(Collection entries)
########

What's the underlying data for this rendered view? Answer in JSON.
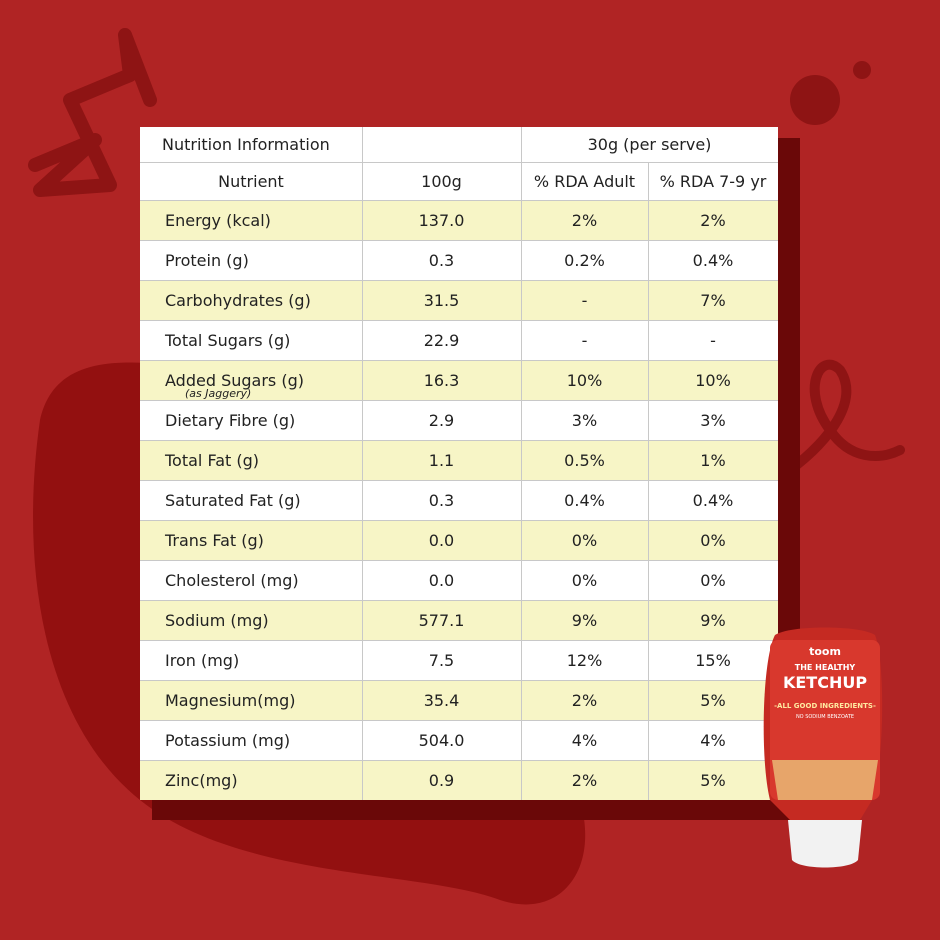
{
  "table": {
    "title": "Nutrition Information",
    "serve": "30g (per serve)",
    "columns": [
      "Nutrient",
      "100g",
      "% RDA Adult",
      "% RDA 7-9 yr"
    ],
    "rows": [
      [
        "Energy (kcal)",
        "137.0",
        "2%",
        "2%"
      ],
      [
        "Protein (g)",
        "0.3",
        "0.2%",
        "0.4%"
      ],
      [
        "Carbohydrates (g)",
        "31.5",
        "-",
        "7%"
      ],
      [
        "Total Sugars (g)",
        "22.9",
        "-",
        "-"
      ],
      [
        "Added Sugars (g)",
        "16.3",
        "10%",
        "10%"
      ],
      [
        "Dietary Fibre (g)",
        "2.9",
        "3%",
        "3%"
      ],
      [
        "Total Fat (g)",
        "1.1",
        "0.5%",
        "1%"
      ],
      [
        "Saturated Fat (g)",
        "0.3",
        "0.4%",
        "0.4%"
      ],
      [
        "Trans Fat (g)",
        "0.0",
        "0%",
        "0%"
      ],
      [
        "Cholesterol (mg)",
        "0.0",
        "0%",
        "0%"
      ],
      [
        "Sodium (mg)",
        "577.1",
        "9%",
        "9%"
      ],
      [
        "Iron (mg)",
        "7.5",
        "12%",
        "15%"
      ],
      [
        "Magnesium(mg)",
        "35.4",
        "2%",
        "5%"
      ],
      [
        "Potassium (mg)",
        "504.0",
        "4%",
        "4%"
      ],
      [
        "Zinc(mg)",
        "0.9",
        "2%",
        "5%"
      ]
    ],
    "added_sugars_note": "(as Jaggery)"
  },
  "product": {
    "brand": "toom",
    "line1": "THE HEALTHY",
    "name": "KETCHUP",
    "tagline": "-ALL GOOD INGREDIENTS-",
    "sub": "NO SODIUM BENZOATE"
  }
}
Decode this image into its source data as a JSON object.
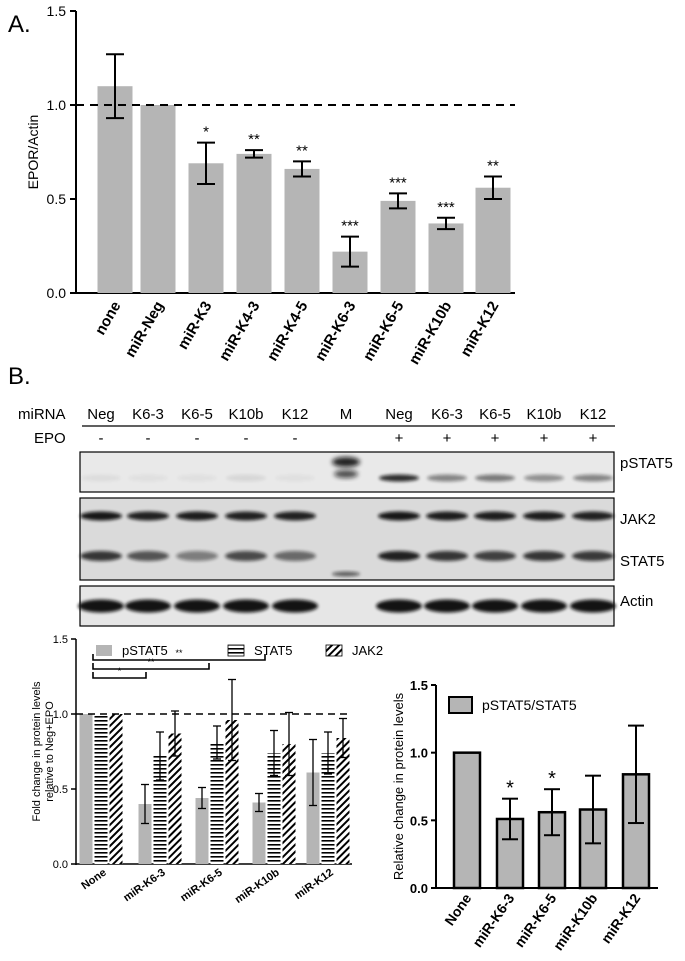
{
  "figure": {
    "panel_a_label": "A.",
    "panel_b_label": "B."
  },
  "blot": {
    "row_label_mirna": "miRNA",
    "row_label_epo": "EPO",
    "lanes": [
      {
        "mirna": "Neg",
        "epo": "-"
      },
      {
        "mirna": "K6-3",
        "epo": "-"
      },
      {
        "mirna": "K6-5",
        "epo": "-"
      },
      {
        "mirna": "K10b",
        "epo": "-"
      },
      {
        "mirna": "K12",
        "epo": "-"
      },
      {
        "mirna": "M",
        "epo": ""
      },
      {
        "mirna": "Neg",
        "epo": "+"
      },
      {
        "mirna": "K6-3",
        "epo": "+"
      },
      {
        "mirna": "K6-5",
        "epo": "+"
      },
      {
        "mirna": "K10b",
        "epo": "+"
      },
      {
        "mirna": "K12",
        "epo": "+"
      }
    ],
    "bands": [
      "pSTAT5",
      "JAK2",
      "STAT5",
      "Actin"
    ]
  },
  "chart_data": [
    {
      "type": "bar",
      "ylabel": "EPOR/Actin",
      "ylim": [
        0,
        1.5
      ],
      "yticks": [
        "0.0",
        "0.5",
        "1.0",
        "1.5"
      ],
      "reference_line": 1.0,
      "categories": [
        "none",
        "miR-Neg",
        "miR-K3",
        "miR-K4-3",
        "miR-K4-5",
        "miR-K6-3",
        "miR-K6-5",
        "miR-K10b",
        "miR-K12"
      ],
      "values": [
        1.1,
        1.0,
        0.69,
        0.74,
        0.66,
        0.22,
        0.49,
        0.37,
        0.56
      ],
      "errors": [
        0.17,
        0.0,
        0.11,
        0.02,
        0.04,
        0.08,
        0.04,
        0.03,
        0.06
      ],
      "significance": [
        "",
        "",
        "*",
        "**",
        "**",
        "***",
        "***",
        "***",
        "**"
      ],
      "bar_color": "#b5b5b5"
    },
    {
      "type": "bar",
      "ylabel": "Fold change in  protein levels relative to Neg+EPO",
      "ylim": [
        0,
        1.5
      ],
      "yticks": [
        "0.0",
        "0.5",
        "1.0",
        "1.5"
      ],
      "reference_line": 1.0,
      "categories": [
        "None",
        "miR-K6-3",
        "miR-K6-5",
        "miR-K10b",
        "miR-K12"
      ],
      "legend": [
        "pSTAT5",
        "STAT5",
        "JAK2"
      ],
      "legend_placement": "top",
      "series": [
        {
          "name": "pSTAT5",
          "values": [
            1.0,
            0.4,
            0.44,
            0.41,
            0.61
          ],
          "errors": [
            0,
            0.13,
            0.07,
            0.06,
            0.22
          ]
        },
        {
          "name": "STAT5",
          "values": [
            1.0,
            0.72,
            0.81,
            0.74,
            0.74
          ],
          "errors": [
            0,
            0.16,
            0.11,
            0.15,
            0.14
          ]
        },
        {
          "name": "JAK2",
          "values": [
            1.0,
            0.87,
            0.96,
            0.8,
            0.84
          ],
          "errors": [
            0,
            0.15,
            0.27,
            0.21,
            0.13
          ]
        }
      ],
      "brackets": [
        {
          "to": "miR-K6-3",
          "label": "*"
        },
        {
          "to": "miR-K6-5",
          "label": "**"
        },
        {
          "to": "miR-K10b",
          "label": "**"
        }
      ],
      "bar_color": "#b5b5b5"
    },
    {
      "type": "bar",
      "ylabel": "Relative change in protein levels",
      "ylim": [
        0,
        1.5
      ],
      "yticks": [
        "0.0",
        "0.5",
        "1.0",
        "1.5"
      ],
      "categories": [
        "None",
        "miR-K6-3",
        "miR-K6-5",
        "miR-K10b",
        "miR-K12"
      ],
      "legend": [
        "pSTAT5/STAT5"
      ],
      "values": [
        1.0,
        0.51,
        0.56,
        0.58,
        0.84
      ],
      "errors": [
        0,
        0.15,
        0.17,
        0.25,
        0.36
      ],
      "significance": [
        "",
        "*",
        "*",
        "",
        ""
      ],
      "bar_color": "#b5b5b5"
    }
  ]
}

########

**ACTIVITY:** An exact, word-for-word copy of the records is expected, with no pictures in it.

**RESPONSE AREA:**
What's the underlying data for this rendered view? Answer in JSON.
{
  "table": {
    "title": "Nutrition Information",
    "serve": "30g (per serve)",
    "columns": [
      "Nutrient",
      "100g",
      "% RDA Adult",
      "% RDA 7-9 yr"
    ],
    "rows": [
      [
        "Energy (kcal)",
        "137.0",
        "2%",
        "2%"
      ],
      [
        "Protein (g)",
        "0.3",
        "0.2%",
        "0.4%"
      ],
      [
        "Carbohydrates (g)",
        "31.5",
        "-",
        "7%"
      ],
      [
        "Total Sugars (g)",
        "22.9",
        "-",
        "-"
      ],
      [
        "Added Sugars (g)",
        "16.3",
        "10%",
        "10%"
      ],
      [
        "Dietary Fibre (g)",
        "2.9",
        "3%",
        "3%"
      ],
      [
        "Total Fat (g)",
        "1.1",
        "0.5%",
        "1%"
      ],
      [
        "Saturated Fat (g)",
        "0.3",
        "0.4%",
        "0.4%"
      ],
      [
        "Trans Fat (g)",
        "0.0",
        "0%",
        "0%"
      ],
      [
        "Cholesterol (mg)",
        "0.0",
        "0%",
        "0%"
      ],
      [
        "Sodium (mg)",
        "577.1",
        "9%",
        "9%"
      ],
      [
        "Iron (mg)",
        "7.5",
        "12%",
        "15%"
      ],
      [
        "Magnesium(mg)",
        "35.4",
        "2%",
        "5%"
      ],
      [
        "Potassium (mg)",
        "504.0",
        "4%",
        "4%"
      ],
      [
        "Zinc(mg)",
        "0.9",
        "2%",
        "5%"
      ]
    ],
    "added_sugars_note": "(as Jaggery)"
  },
  "product": {
    "brand": "toom",
    "line1": "THE HEALTHY",
    "name": "KETCHUP",
    "tagline": "-ALL GOOD INGREDIENTS-",
    "sub": "NO SODIUM BENZOATE"
  }
}
Decode this image into its source data as a JSON object.
{
  "figure": {
    "panel_a_label": "A.",
    "panel_b_label": "B."
  },
  "blot": {
    "row_label_mirna": "miRNA",
    "row_label_epo": "EPO",
    "lanes": [
      {
        "mirna": "Neg",
        "epo": "-"
      },
      {
        "mirna": "K6-3",
        "epo": "-"
      },
      {
        "mirna": "K6-5",
        "epo": "-"
      },
      {
        "mirna": "K10b",
        "epo": "-"
      },
      {
        "mirna": "K12",
        "epo": "-"
      },
      {
        "mirna": "M",
        "epo": ""
      },
      {
        "mirna": "Neg",
        "epo": "+"
      },
      {
        "mirna": "K6-3",
        "epo": "+"
      },
      {
        "mirna": "K6-5",
        "epo": "+"
      },
      {
        "mirna": "K10b",
        "epo": "+"
      },
      {
        "mirna": "K12",
        "epo": "+"
      }
    ],
    "bands": [
      "pSTAT5",
      "JAK2",
      "STAT5",
      "Actin"
    ]
  },
  "chart_data": [
    {
      "type": "bar",
      "ylabel": "EPOR/Actin",
      "ylim": [
        0,
        1.5
      ],
      "yticks": [
        "0.0",
        "0.5",
        "1.0",
        "1.5"
      ],
      "reference_line": 1.0,
      "categories": [
        "none",
        "miR-Neg",
        "miR-K3",
        "miR-K4-3",
        "miR-K4-5",
        "miR-K6-3",
        "miR-K6-5",
        "miR-K10b",
        "miR-K12"
      ],
      "values": [
        1.1,
        1.0,
        0.69,
        0.74,
        0.66,
        0.22,
        0.49,
        0.37,
        0.56
      ],
      "errors": [
        0.17,
        0.0,
        0.11,
        0.02,
        0.04,
        0.08,
        0.04,
        0.03,
        0.06
      ],
      "significance": [
        "",
        "",
        "*",
        "**",
        "**",
        "***",
        "***",
        "***",
        "**"
      ],
      "bar_color": "#b5b5b5"
    },
    {
      "type": "bar",
      "ylabel": "Fold change in  protein levels relative to Neg+EPO",
      "ylim": [
        0,
        1.5
      ],
      "yticks": [
        "0.0",
        "0.5",
        "1.0",
        "1.5"
      ],
      "reference_line": 1.0,
      "categories": [
        "None",
        "miR-K6-3",
        "miR-K6-5",
        "miR-K10b",
        "miR-K12"
      ],
      "legend": [
        "pSTAT5",
        "STAT5",
        "JAK2"
      ],
      "legend_placement": "top",
      "series": [
        {
          "name": "pSTAT5",
          "values": [
            1.0,
            0.4,
            0.44,
            0.41,
            0.61
          ],
          "errors": [
            0,
            0.13,
            0.07,
            0.06,
            0.22
          ]
        },
        {
          "name": "STAT5",
          "values": [
            1.0,
            0.72,
            0.81,
            0.74,
            0.74
          ],
          "errors": [
            0,
            0.16,
            0.11,
            0.15,
            0.14
          ]
        },
        {
          "name": "JAK2",
          "values": [
            1.0,
            0.87,
            0.96,
            0.8,
            0.84
          ],
          "errors": [
            0,
            0.15,
            0.27,
            0.21,
            0.13
          ]
        }
      ],
      "brackets": [
        {
          "to": "miR-K6-3",
          "label": "*"
        },
        {
          "to": "miR-K6-5",
          "label": "**"
        },
        {
          "to": "miR-K10b",
          "label": "**"
        }
      ],
      "bar_color": "#b5b5b5"
    },
    {
      "type": "bar",
      "ylabel": "Relative change in protein levels",
      "ylim": [
        0,
        1.5
      ],
      "yticks": [
        "0.0",
        "0.5",
        "1.0",
        "1.5"
      ],
      "categories": [
        "None",
        "miR-K6-3",
        "miR-K6-5",
        "miR-K10b",
        "miR-K12"
      ],
      "legend": [
        "pSTAT5/STAT5"
      ],
      "values": [
        1.0,
        0.51,
        0.56,
        0.58,
        0.84
      ],
      "errors": [
        0,
        0.15,
        0.17,
        0.25,
        0.36
      ],
      "significance": [
        "",
        "*",
        "*",
        "",
        ""
      ],
      "bar_color": "#b5b5b5"
    }
  ]
}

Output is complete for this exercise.